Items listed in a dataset
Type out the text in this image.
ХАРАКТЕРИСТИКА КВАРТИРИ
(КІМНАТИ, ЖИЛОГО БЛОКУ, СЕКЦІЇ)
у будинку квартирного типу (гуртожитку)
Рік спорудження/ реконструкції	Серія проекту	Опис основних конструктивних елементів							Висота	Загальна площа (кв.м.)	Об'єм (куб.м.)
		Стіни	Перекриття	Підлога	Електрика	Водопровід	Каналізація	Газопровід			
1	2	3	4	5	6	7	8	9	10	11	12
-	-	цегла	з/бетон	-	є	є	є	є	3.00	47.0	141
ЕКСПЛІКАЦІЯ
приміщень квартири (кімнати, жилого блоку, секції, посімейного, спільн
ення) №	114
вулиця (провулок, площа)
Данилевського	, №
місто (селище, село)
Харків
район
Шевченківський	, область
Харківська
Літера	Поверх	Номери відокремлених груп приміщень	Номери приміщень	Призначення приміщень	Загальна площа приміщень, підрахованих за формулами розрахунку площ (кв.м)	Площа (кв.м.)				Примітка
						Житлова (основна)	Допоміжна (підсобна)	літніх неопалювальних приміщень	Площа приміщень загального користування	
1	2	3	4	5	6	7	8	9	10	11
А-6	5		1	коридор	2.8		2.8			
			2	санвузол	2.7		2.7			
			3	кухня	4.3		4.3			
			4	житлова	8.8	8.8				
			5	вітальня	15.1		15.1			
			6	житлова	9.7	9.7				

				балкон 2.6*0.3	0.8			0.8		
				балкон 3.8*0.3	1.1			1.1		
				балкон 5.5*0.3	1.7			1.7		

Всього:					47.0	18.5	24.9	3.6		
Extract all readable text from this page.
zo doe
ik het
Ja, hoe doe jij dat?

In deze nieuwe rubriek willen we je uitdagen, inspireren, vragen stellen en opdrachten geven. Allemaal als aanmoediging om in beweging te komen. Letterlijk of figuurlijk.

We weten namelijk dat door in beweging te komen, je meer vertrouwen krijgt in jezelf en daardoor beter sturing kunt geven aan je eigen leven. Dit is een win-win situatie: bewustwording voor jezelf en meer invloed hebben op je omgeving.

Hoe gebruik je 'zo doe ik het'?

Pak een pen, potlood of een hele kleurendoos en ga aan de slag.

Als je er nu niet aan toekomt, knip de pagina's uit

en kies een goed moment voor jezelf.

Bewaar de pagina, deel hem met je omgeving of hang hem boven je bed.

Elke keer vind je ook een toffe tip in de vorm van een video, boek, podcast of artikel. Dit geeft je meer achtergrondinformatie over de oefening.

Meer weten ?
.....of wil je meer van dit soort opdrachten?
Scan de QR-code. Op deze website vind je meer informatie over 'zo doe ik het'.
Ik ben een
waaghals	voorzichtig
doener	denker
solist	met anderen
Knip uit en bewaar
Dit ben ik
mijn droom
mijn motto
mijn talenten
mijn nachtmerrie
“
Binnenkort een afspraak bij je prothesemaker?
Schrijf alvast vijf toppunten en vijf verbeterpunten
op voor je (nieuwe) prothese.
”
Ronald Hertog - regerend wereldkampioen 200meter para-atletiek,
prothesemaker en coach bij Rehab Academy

Objective: Your task is to repeat every entry exactly.

Answer to the task:
Type out the text in this image.
ХАРАКТЕРИСТИКА КВАРТИРИ
(КІМНАТИ, ЖИЛОГО БЛОКУ, СЕКЦІЇ)
у будинку квартирного типу (гуртожитку)
Рік спорудження/ реконструкції	Серія проекту	Опис основних конструктивних елементів							Висота	Загальна площа (кв.м.)	Об'єм (куб.м.)
		Стіни	Перекриття	Підлога	Електрика	Водопровід	Каналізація	Газопровід			
1	2	3	4	5	6	7	8	9	10	11	12
-	-	цегла	з/бетон	-	є	є	є	є	3.00	47.0	141
ЕКСПЛІКАЦІЯ
приміщень квартири (кімнати, жилого блоку, секції, посімейного, спільн
ення) №	114
вулиця (провулок, площа)
Данилевського	, №
місто (селище, село)
Харків
район
Шевченківський	, область
Харківська
Літера	Поверх	Номери відокремлених груп приміщень	Номери приміщень	Призначення приміщень	Загальна площа приміщень, підрахованих за формулами розрахунку площ (кв.м)	Площа (кв.м.)				Примітка
						Житлова (основна)	Допоміжна (підсобна)	літніх неопалювальних приміщень	Площа приміщень загального користування	
1	2	3	4	5	6	7	8	9	10	11
А-6	5		1	коридор	2.8		2.8			
			2	санвузол	2.7		2.7			
			3	кухня	4.3		4.3			
			4	житлова	8.8	8.8				
			5	вітальня	15.1		15.1			
			6	житлова	9.7	9.7				

				балкон 2.6*0.3	0.8			0.8		
				балкон 3.8*0.3	1.1			1.1		
				балкон 5.5*0.3	1.7			1.7		

Всього:					47.0	18.5	24.9	3.6		
Extract all readable text from this page.
zo doe
ik het
Ja, hoe doe jij dat?

In deze nieuwe rubriek willen we je uitdagen, inspireren, vragen stellen en opdrachten geven. Allemaal als aanmoediging om in beweging te komen. Letterlijk of figuurlijk.

We weten namelijk dat door in beweging te komen, je meer vertrouwen krijgt in jezelf en daardoor beter sturing kunt geven aan je eigen leven. Dit is een win-win situatie: bewustwording voor jezelf en meer invloed hebben op je omgeving.

Hoe gebruik je 'zo doe ik het'?

Pak een pen, potlood of een hele kleurendoos en ga aan de slag.

Als je er nu niet aan toekomt, knip de pagina's uit

en kies een goed moment voor jezelf.

Bewaar de pagina, deel hem met je omgeving of hang hem boven je bed.

Elke keer vind je ook een toffe tip in de vorm van een video, boek, podcast of artikel. Dit geeft je meer achtergrondinformatie over de oefening.

Meer weten ?
.....of wil je meer van dit soort opdrachten?
Scan de QR-code. Op deze website vind je meer informatie over 'zo doe ik het'.
Ik ben een
waaghals	voorzichtig
doener	denker
solist	met anderen
Knip uit en bewaar
Dit ben ik
mijn droom
mijn motto
mijn talenten
mijn nachtmerrie
“
Binnenkort een afspraak bij je prothesemaker?
Schrijf alvast vijf toppunten en vijf verbeterpunten
op voor je (nieuwe) prothese.
”
Ronald Hertog - regerend wereldkampioen 200meter para-atletiek,
prothesemaker en coach bij Rehab Academy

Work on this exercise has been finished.